• [Exercise]
Pick out the lines below that include the string "CANADA".

• [Records for this exercise]
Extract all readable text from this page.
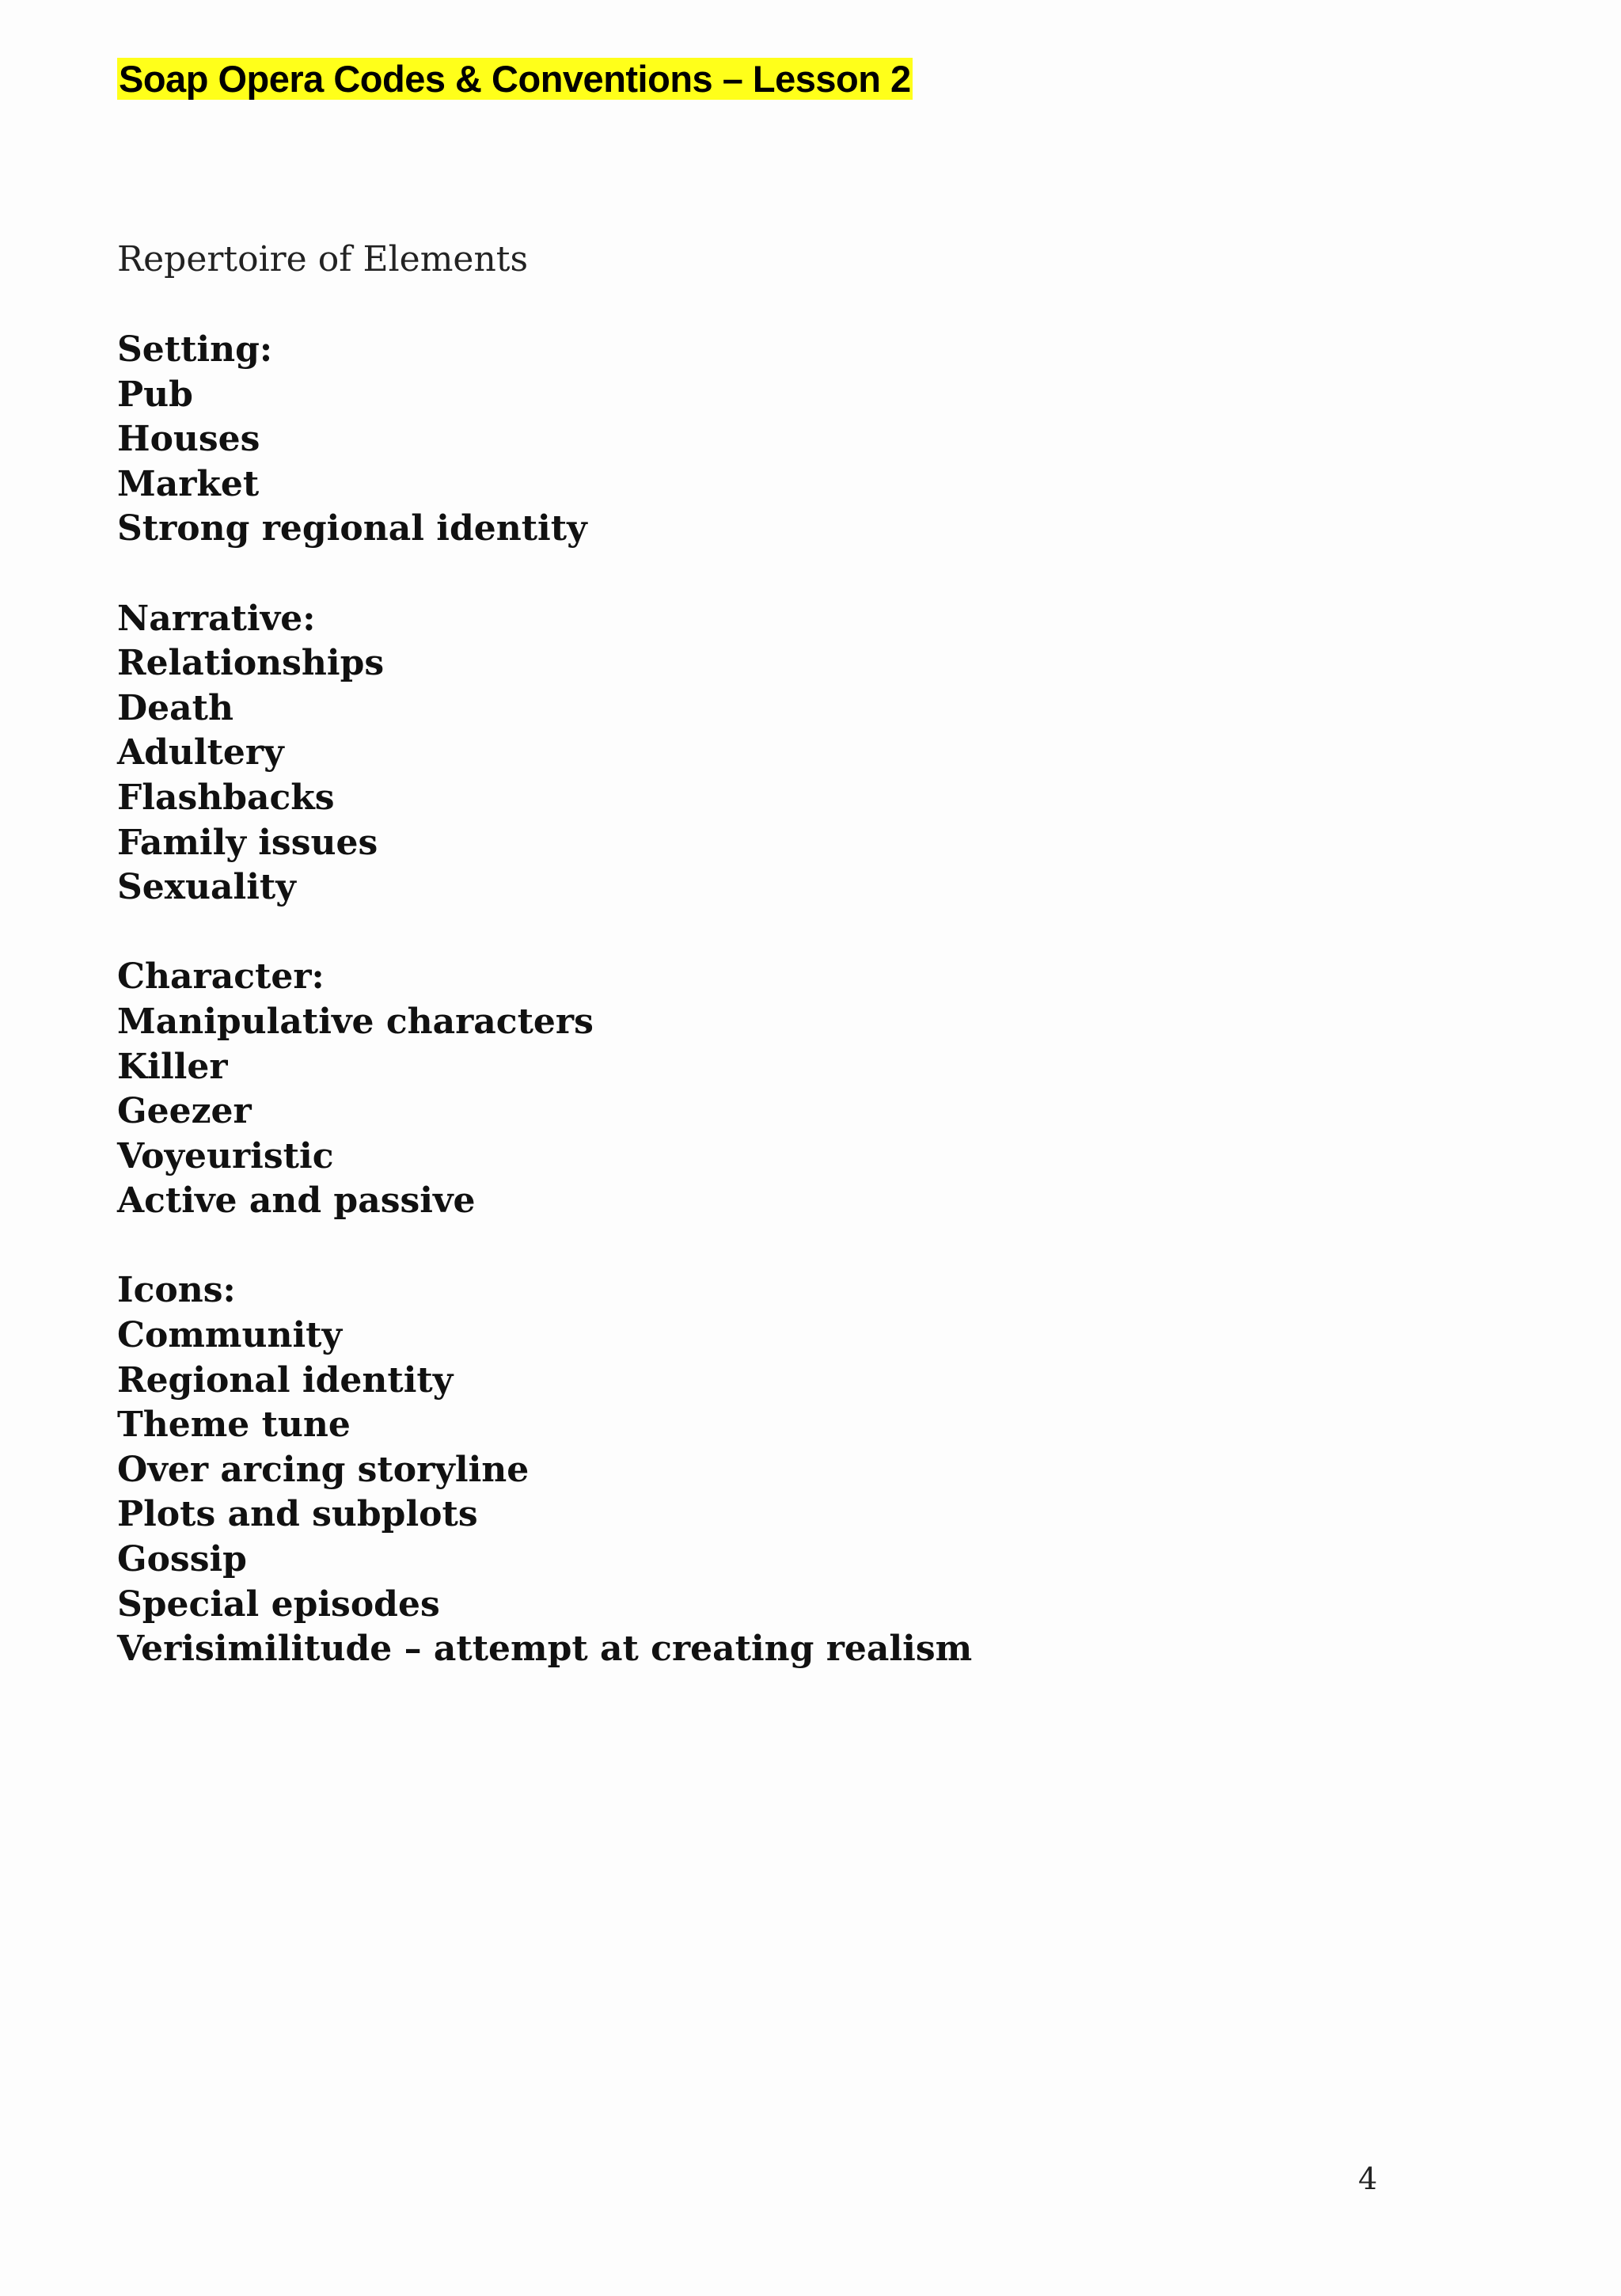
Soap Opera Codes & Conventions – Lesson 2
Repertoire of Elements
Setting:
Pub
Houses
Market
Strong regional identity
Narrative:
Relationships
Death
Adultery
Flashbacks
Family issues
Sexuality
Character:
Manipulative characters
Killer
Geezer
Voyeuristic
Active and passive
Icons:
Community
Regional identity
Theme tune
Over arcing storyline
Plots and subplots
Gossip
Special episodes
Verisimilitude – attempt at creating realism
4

==

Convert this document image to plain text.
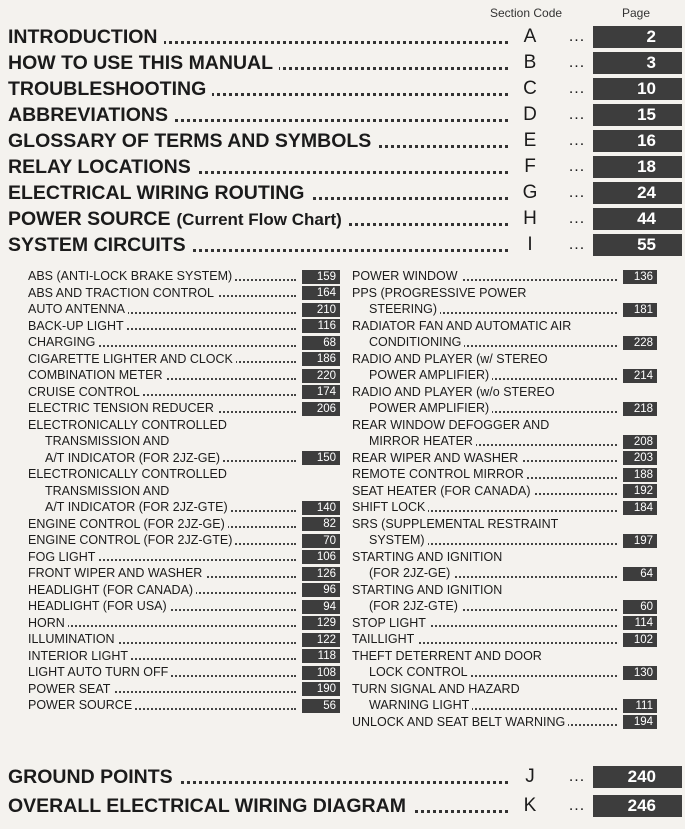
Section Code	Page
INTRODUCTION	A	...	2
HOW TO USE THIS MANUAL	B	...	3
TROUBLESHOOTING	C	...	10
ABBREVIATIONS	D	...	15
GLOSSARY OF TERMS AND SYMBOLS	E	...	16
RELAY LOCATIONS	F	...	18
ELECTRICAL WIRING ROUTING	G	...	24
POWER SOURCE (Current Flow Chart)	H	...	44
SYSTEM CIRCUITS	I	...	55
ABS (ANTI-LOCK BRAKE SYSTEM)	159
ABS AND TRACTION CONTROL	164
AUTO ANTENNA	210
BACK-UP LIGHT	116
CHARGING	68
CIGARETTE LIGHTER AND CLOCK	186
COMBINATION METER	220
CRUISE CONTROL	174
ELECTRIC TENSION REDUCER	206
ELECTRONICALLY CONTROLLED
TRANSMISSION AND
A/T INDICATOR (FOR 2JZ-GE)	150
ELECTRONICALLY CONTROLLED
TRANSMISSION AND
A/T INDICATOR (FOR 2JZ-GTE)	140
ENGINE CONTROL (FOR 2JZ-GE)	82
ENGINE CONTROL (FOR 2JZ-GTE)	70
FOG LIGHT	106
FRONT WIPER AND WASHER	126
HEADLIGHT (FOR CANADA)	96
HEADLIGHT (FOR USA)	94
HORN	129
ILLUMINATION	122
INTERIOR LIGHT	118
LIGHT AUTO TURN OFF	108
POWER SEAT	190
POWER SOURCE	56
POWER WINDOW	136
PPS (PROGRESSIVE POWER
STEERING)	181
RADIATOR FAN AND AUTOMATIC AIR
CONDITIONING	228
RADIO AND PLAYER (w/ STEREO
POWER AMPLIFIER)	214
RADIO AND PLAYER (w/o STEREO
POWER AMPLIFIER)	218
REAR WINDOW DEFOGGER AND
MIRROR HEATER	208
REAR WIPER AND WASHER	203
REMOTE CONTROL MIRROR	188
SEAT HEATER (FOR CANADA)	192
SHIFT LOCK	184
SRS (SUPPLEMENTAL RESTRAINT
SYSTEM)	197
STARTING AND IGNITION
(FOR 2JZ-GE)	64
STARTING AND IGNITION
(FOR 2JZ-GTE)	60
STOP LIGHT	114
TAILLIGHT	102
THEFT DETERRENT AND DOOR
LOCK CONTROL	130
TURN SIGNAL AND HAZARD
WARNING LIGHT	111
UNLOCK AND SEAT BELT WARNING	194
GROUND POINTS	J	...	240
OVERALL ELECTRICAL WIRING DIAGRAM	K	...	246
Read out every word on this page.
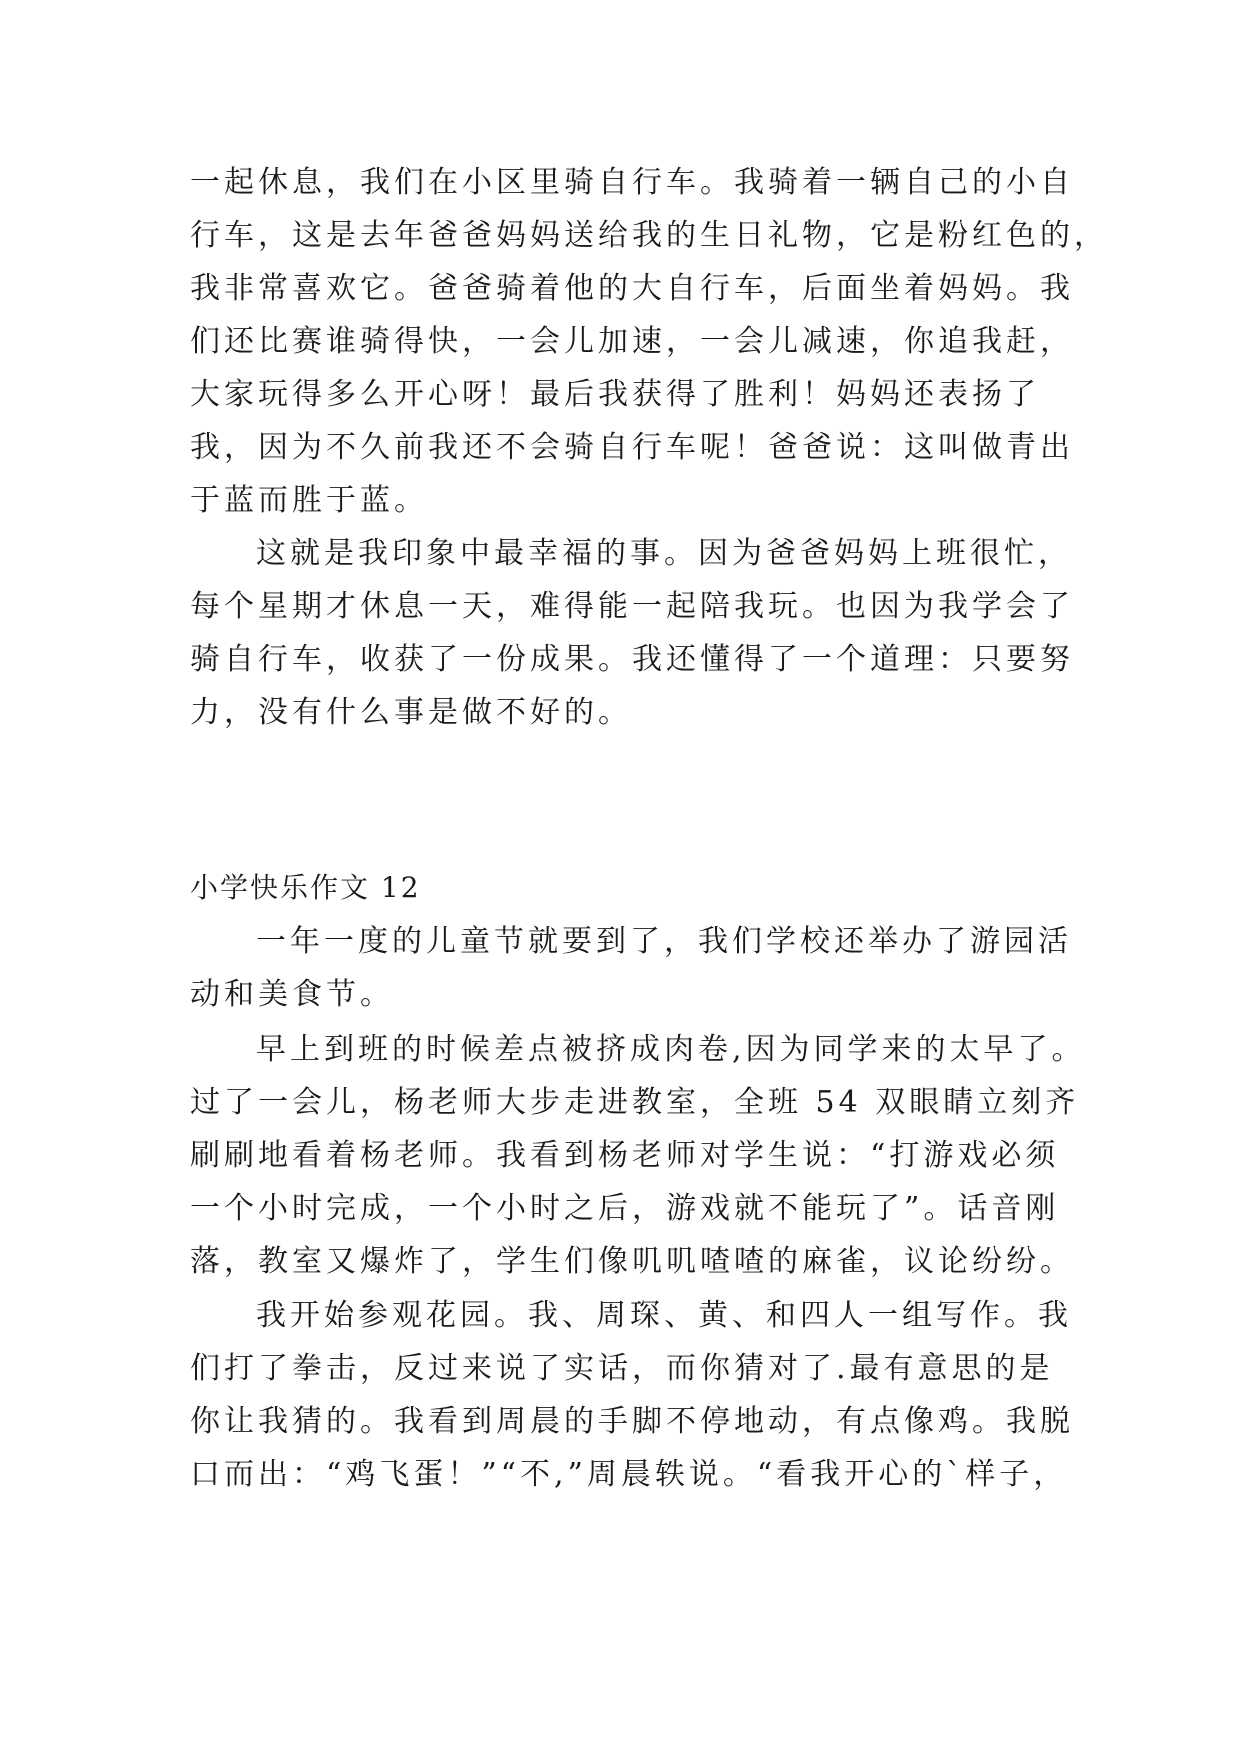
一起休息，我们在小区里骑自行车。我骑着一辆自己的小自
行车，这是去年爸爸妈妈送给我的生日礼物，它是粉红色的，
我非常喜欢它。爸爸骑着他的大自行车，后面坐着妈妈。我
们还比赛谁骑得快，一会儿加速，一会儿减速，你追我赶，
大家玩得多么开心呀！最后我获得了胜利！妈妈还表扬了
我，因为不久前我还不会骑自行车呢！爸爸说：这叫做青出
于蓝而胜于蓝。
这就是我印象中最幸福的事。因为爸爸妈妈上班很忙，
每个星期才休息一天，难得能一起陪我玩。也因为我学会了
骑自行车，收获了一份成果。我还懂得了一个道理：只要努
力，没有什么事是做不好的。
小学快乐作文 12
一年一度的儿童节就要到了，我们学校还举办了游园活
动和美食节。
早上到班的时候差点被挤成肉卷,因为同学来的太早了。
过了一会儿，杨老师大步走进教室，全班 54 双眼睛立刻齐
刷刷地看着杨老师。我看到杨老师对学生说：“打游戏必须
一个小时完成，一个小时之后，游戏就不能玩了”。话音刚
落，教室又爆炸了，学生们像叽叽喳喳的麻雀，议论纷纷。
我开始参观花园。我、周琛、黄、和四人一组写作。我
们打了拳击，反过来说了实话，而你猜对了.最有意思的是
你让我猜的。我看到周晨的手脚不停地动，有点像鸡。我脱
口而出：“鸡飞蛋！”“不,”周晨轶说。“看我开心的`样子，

• [Right answer]
HEADLIGHT (FOR CANADA)	96
SEAT HEATER (FOR CANADA)	192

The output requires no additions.